--- start Data supplied ---

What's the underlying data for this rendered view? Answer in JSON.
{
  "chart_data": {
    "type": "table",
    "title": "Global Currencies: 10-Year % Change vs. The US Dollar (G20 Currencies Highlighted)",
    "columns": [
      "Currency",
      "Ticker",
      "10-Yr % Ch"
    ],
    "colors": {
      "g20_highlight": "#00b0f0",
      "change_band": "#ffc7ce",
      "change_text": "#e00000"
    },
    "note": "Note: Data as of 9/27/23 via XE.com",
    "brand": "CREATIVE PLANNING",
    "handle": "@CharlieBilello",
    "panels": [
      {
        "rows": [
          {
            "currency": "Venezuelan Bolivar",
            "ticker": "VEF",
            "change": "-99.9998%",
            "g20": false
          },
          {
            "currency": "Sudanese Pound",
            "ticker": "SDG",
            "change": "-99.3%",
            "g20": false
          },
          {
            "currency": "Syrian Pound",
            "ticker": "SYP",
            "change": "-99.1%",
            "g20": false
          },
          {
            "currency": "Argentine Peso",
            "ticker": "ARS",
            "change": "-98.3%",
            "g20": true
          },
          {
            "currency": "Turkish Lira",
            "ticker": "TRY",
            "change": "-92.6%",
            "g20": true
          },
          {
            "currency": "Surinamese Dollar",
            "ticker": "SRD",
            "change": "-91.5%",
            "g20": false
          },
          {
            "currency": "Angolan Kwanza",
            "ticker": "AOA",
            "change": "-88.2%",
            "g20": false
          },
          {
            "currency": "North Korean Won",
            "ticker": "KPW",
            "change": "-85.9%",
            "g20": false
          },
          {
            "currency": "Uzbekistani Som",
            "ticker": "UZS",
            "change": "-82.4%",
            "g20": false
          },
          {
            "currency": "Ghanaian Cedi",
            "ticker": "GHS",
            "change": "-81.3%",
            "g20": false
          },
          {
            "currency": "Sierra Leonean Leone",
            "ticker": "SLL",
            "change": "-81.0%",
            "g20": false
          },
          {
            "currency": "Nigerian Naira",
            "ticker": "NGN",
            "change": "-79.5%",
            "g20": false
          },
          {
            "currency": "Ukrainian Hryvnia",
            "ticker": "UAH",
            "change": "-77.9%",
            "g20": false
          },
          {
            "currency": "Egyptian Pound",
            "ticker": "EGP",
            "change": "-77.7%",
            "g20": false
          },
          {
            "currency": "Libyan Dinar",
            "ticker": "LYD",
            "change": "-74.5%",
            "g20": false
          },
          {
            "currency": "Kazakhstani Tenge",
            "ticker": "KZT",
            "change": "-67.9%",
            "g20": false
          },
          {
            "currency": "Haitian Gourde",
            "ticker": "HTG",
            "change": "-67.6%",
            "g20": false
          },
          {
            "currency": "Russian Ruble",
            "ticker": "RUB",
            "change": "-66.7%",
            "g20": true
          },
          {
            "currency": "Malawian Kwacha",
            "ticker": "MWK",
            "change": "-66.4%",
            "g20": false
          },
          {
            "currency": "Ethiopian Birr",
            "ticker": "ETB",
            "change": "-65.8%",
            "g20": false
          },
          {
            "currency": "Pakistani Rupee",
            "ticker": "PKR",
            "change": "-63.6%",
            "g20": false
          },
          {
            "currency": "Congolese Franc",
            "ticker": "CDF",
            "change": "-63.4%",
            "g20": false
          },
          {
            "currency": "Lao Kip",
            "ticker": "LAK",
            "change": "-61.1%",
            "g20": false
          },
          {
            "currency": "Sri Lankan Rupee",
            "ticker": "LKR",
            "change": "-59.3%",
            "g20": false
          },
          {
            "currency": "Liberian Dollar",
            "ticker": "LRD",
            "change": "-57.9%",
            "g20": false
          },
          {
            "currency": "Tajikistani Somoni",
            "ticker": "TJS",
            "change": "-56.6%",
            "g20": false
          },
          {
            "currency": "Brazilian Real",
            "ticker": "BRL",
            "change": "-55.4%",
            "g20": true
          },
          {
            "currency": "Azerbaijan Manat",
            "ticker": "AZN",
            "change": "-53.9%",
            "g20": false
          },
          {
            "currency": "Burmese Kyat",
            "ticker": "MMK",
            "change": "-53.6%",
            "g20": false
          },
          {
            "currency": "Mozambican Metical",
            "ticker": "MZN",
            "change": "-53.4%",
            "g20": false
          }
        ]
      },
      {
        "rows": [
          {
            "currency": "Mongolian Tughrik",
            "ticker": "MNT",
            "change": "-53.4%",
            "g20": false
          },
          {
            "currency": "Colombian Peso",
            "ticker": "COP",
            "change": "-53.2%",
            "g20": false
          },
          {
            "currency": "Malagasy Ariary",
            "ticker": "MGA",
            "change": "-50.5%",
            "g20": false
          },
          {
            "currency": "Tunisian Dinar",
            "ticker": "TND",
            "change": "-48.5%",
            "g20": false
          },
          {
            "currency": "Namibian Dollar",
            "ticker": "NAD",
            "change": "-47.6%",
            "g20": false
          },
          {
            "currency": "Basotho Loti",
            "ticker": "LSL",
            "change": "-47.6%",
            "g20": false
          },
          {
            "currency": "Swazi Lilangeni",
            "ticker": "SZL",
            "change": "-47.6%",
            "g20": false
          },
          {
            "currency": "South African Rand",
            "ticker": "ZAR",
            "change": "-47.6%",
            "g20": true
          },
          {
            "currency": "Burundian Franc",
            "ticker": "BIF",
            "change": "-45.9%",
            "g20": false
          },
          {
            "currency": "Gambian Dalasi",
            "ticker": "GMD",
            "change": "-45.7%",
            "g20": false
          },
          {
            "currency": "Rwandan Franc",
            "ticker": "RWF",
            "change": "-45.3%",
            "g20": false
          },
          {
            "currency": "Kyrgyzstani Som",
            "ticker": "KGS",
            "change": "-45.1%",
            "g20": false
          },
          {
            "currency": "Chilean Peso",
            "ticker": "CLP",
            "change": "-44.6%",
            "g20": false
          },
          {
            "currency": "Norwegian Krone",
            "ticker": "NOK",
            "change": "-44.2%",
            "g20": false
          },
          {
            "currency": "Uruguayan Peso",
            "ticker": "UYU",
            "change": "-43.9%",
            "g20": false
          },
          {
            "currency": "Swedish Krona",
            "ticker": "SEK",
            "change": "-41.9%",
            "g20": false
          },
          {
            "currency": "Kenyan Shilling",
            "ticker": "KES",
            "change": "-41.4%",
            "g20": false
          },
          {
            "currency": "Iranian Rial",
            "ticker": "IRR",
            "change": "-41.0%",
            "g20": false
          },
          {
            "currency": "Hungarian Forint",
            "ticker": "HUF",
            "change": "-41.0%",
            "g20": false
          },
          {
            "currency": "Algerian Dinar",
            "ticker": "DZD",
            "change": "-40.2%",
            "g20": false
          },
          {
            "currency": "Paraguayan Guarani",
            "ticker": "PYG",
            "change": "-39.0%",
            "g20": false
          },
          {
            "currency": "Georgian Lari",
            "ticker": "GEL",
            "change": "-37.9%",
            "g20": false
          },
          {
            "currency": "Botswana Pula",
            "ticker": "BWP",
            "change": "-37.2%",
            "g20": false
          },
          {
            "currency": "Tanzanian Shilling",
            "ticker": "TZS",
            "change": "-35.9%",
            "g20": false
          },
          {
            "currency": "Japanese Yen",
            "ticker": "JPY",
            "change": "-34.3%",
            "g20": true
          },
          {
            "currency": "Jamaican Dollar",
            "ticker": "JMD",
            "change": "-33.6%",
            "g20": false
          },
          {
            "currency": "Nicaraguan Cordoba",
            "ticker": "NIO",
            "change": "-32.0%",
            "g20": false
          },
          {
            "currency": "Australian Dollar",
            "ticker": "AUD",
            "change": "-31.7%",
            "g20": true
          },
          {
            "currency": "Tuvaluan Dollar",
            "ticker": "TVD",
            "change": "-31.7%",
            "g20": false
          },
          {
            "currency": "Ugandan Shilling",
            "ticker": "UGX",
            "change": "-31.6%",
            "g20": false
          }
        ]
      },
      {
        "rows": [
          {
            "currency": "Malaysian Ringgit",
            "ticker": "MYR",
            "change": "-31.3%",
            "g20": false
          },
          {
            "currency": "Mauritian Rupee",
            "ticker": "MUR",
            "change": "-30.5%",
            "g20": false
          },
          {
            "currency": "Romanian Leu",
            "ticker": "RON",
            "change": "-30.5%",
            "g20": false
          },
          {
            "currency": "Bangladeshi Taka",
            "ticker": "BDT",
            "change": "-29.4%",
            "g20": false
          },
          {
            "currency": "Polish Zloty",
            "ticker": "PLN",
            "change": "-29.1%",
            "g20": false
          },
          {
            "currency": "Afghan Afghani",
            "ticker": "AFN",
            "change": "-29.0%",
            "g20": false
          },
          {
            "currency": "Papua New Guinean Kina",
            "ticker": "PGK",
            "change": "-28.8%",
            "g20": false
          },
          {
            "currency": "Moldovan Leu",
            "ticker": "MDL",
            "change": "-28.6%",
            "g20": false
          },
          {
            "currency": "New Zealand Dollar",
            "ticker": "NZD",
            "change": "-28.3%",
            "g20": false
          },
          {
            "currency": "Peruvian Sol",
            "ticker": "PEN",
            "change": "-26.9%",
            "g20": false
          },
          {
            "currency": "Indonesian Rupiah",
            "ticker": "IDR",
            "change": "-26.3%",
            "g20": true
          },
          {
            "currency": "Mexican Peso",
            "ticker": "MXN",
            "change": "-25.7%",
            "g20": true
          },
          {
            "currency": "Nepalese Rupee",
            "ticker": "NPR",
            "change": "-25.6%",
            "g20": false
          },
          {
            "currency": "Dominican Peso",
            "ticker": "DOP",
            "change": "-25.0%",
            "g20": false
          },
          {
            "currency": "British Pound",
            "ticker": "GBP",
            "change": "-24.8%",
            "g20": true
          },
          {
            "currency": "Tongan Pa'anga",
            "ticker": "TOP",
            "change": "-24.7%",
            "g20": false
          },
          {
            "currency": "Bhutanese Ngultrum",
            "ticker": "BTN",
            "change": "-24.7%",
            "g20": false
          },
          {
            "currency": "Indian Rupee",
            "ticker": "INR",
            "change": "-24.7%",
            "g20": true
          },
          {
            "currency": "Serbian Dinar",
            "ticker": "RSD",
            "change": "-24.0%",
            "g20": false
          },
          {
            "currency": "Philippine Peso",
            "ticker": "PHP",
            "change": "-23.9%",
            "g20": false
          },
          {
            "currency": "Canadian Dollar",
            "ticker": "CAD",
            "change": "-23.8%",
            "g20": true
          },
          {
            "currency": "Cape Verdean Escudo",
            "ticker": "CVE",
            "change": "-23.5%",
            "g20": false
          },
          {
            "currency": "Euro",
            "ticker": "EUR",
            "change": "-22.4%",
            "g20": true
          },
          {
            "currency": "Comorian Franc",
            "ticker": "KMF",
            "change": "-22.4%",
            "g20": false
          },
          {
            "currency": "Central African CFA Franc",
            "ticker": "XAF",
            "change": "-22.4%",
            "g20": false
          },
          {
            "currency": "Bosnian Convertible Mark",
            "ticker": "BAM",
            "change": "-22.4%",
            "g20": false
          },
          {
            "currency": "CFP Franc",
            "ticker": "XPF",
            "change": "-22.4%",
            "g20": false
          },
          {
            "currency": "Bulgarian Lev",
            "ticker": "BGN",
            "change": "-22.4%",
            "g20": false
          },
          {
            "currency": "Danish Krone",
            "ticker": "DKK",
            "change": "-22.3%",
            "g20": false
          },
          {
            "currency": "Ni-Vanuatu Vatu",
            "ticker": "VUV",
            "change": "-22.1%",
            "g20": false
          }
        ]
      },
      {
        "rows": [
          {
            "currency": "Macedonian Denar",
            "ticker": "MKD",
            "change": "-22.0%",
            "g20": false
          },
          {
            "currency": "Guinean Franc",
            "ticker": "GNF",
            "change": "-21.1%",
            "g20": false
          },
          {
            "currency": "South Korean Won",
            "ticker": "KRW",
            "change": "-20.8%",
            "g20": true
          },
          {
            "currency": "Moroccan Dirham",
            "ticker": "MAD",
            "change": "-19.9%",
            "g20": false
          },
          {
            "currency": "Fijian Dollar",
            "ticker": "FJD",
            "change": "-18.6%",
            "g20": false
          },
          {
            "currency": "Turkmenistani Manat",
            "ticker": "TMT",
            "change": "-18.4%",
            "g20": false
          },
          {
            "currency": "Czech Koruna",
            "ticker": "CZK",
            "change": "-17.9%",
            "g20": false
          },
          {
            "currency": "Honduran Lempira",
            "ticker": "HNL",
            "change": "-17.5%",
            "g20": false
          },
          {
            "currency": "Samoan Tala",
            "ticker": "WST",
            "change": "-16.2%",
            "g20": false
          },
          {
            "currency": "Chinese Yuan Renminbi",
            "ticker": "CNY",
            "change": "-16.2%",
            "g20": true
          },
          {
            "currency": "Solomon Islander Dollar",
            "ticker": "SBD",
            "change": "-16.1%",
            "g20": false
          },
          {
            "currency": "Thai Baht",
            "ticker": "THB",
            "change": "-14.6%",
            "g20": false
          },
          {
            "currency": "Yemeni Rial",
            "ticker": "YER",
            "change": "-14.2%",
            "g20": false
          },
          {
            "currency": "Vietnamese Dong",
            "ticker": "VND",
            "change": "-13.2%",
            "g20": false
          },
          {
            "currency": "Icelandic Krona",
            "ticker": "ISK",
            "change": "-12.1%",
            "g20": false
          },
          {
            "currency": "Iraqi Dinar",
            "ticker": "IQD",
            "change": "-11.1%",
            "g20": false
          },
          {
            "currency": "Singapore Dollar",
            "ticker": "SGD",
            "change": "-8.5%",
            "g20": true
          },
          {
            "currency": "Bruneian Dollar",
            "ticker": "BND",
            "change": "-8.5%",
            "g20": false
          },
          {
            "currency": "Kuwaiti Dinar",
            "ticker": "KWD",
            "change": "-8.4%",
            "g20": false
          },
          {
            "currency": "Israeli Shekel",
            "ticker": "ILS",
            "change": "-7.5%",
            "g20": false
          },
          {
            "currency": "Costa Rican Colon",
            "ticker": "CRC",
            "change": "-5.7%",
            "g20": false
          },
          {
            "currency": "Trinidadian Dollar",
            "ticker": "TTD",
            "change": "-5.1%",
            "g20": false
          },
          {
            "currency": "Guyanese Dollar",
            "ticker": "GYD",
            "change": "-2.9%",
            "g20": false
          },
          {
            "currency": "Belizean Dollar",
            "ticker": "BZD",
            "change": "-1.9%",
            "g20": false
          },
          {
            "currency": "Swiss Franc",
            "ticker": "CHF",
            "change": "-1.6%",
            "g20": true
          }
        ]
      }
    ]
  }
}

--- end Data supplied ---

Scan the material above. Copy each line that holds the word "Korean".

[Full solution]
            "currency": "North Korean Won",
            "currency": "South Korean Won",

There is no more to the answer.